▸ RECORD EXTRACTS
········
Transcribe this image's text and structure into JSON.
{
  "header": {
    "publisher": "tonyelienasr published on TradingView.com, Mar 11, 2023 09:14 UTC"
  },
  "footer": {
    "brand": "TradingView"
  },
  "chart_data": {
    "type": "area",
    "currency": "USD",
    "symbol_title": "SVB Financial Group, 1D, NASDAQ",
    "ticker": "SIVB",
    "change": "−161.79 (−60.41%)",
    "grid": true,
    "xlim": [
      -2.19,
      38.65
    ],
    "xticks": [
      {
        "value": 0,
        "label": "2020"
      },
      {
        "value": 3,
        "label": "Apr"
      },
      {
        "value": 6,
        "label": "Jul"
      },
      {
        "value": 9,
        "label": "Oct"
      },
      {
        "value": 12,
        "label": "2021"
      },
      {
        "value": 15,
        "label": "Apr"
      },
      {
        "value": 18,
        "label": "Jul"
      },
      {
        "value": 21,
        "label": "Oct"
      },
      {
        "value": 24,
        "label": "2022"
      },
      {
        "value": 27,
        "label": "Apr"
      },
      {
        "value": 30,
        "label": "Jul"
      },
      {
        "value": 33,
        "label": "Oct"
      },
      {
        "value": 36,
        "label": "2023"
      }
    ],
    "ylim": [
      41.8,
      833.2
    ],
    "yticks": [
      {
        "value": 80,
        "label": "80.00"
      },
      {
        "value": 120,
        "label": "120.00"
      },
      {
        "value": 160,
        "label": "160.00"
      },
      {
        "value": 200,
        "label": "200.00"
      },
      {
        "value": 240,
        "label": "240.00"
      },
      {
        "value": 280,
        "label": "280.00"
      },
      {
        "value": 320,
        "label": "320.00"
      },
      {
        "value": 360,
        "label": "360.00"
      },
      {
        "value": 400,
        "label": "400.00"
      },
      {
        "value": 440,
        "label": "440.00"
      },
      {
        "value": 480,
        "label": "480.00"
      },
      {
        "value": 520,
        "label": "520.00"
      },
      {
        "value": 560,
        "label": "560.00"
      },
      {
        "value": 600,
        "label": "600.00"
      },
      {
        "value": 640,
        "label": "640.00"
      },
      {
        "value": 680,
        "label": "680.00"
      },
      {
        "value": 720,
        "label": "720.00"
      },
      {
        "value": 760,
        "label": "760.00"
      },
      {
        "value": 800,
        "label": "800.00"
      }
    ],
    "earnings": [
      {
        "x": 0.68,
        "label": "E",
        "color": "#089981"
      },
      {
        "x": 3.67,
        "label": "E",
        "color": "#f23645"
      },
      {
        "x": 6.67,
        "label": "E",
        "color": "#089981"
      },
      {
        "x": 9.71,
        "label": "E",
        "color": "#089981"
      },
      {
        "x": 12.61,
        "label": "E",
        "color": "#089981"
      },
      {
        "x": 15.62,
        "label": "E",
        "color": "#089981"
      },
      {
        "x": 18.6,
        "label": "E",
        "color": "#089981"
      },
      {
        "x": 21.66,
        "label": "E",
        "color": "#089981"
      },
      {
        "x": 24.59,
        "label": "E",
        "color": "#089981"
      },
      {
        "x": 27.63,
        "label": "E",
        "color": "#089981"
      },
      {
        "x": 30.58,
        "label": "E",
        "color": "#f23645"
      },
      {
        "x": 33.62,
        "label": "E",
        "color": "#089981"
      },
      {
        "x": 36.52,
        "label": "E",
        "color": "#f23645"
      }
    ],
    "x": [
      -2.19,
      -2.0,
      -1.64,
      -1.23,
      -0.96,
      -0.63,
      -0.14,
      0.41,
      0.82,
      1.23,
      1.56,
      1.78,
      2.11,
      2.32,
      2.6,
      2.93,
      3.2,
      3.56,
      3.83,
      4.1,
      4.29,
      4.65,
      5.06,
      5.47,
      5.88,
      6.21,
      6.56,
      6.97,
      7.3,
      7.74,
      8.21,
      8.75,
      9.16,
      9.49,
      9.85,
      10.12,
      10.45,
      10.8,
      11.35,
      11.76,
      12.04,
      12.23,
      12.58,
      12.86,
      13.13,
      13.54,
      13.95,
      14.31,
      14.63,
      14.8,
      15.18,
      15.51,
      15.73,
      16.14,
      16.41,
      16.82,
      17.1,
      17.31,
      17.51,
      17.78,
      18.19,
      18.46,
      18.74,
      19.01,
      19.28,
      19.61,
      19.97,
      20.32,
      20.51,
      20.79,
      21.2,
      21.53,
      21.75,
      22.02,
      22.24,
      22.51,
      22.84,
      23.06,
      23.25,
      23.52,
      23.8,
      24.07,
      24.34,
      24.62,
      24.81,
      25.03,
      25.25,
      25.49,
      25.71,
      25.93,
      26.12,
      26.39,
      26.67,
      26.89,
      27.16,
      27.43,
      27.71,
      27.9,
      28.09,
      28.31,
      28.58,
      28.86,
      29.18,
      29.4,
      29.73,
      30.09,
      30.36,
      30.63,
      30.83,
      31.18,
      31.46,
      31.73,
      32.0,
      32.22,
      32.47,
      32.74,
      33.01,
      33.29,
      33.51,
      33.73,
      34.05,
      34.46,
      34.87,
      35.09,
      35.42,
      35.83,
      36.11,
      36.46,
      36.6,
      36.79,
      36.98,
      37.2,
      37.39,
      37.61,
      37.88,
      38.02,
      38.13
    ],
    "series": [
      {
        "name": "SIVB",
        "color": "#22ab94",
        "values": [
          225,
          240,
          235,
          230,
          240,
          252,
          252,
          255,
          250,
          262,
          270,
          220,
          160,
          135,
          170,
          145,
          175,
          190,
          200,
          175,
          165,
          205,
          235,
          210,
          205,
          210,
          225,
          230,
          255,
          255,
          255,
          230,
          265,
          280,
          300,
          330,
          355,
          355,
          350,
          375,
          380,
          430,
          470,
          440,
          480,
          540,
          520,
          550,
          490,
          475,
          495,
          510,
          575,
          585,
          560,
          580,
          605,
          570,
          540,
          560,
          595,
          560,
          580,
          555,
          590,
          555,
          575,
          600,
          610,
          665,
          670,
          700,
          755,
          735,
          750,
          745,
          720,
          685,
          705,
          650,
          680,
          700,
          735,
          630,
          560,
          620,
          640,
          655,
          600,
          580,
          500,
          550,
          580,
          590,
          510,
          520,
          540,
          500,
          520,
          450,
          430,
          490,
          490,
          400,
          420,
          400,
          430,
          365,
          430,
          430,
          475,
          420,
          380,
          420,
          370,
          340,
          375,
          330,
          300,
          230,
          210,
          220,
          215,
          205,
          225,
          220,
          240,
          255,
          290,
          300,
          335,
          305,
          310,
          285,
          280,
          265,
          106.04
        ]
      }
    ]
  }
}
········
▸ WRITTEN TASK
Write out the entries above word for word.

▸ SOLUTION
Transcribe this image's text and structure into JSON.
{
  "header": {
    "publisher": "tonyelienasr published on TradingView.com, Mar 11, 2023 09:14 UTC"
  },
  "footer": {
    "brand": "TradingView"
  },
  "chart_data": {
    "type": "area",
    "currency": "USD",
    "symbol_title": "SVB Financial Group, 1D, NASDAQ",
    "ticker": "SIVB",
    "change": "−161.79 (−60.41%)",
    "grid": true,
    "xlim": [
      -2.19,
      38.65
    ],
    "xticks": [
      {
        "value": 0,
        "label": "2020"
      },
      {
        "value": 3,
        "label": "Apr"
      },
      {
        "value": 6,
        "label": "Jul"
      },
      {
        "value": 9,
        "label": "Oct"
      },
      {
        "value": 12,
        "label": "2021"
      },
      {
        "value": 15,
        "label": "Apr"
      },
      {
        "value": 18,
        "label": "Jul"
      },
      {
        "value": 21,
        "label": "Oct"
      },
      {
        "value": 24,
        "label": "2022"
      },
      {
        "value": 27,
        "label": "Apr"
      },
      {
        "value": 30,
        "label": "Jul"
      },
      {
        "value": 33,
        "label": "Oct"
      },
      {
        "value": 36,
        "label": "2023"
      }
    ],
    "ylim": [
      41.8,
      833.2
    ],
    "yticks": [
      {
        "value": 80,
        "label": "80.00"
      },
      {
        "value": 120,
        "label": "120.00"
      },
      {
        "value": 160,
        "label": "160.00"
      },
      {
        "value": 200,
        "label": "200.00"
      },
      {
        "value": 240,
        "label": "240.00"
      },
      {
        "value": 280,
        "label": "280.00"
      },
      {
        "value": 320,
        "label": "320.00"
      },
      {
        "value": 360,
        "label": "360.00"
      },
      {
        "value": 400,
        "label": "400.00"
      },
      {
        "value": 440,
        "label": "440.00"
      },
      {
        "value": 480,
        "label": "480.00"
      },
      {
        "value": 520,
        "label": "520.00"
      },
      {
        "value": 560,
        "label": "560.00"
      },
      {
        "value": 600,
        "label": "600.00"
      },
      {
        "value": 640,
        "label": "640.00"
      },
      {
        "value": 680,
        "label": "680.00"
      },
      {
        "value": 720,
        "label": "720.00"
      },
      {
        "value": 760,
        "label": "760.00"
      },
      {
        "value": 800,
        "label": "800.00"
      }
    ],
    "earnings": [
      {
        "x": 0.68,
        "label": "E",
        "color": "#089981"
      },
      {
        "x": 3.67,
        "label": "E",
        "color": "#f23645"
      },
      {
        "x": 6.67,
        "label": "E",
        "color": "#089981"
      },
      {
        "x": 9.71,
        "label": "E",
        "color": "#089981"
      },
      {
        "x": 12.61,
        "label": "E",
        "color": "#089981"
      },
      {
        "x": 15.62,
        "label": "E",
        "color": "#089981"
      },
      {
        "x": 18.6,
        "label": "E",
        "color": "#089981"
      },
      {
        "x": 21.66,
        "label": "E",
        "color": "#089981"
      },
      {
        "x": 24.59,
        "label": "E",
        "color": "#089981"
      },
      {
        "x": 27.63,
        "label": "E",
        "color": "#089981"
      },
      {
        "x": 30.58,
        "label": "E",
        "color": "#f23645"
      },
      {
        "x": 33.62,
        "label": "E",
        "color": "#089981"
      },
      {
        "x": 36.52,
        "label": "E",
        "color": "#f23645"
      }
    ],
    "x": [
      -2.19,
      -2.0,
      -1.64,
      -1.23,
      -0.96,
      -0.63,
      -0.14,
      0.41,
      0.82,
      1.23,
      1.56,
      1.78,
      2.11,
      2.32,
      2.6,
      2.93,
      3.2,
      3.56,
      3.83,
      4.1,
      4.29,
      4.65,
      5.06,
      5.47,
      5.88,
      6.21,
      6.56,
      6.97,
      7.3,
      7.74,
      8.21,
      8.75,
      9.16,
      9.49,
      9.85,
      10.12,
      10.45,
      10.8,
      11.35,
      11.76,
      12.04,
      12.23,
      12.58,
      12.86,
      13.13,
      13.54,
      13.95,
      14.31,
      14.63,
      14.8,
      15.18,
      15.51,
      15.73,
      16.14,
      16.41,
      16.82,
      17.1,
      17.31,
      17.51,
      17.78,
      18.19,
      18.46,
      18.74,
      19.01,
      19.28,
      19.61,
      19.97,
      20.32,
      20.51,
      20.79,
      21.2,
      21.53,
      21.75,
      22.02,
      22.24,
      22.51,
      22.84,
      23.06,
      23.25,
      23.52,
      23.8,
      24.07,
      24.34,
      24.62,
      24.81,
      25.03,
      25.25,
      25.49,
      25.71,
      25.93,
      26.12,
      26.39,
      26.67,
      26.89,
      27.16,
      27.43,
      27.71,
      27.9,
      28.09,
      28.31,
      28.58,
      28.86,
      29.18,
      29.4,
      29.73,
      30.09,
      30.36,
      30.63,
      30.83,
      31.18,
      31.46,
      31.73,
      32.0,
      32.22,
      32.47,
      32.74,
      33.01,
      33.29,
      33.51,
      33.73,
      34.05,
      34.46,
      34.87,
      35.09,
      35.42,
      35.83,
      36.11,
      36.46,
      36.6,
      36.79,
      36.98,
      37.2,
      37.39,
      37.61,
      37.88,
      38.02,
      38.13
    ],
    "series": [
      {
        "name": "SIVB",
        "color": "#22ab94",
        "values": [
          225,
          240,
          235,
          230,
          240,
          252,
          252,
          255,
          250,
          262,
          270,
          220,
          160,
          135,
          170,
          145,
          175,
          190,
          200,
          175,
          165,
          205,
          235,
          210,
          205,
          210,
          225,
          230,
          255,
          255,
          255,
          230,
          265,
          280,
          300,
          330,
          355,
          355,
          350,
          375,
          380,
          430,
          470,
          440,
          480,
          540,
          520,
          550,
          490,
          475,
          495,
          510,
          575,
          585,
          560,
          580,
          605,
          570,
          540,
          560,
          595,
          560,
          580,
          555,
          590,
          555,
          575,
          600,
          610,
          665,
          670,
          700,
          755,
          735,
          750,
          745,
          720,
          685,
          705,
          650,
          680,
          700,
          735,
          630,
          560,
          620,
          640,
          655,
          600,
          580,
          500,
          550,
          580,
          590,
          510,
          520,
          540,
          500,
          520,
          450,
          430,
          490,
          490,
          400,
          420,
          400,
          430,
          365,
          430,
          430,
          475,
          420,
          380,
          420,
          370,
          340,
          375,
          330,
          300,
          230,
          210,
          220,
          215,
          205,
          225,
          220,
          240,
          255,
          290,
          300,
          335,
          305,
          310,
          285,
          280,
          265,
          106.04
        ]
      }
    ]
  }
}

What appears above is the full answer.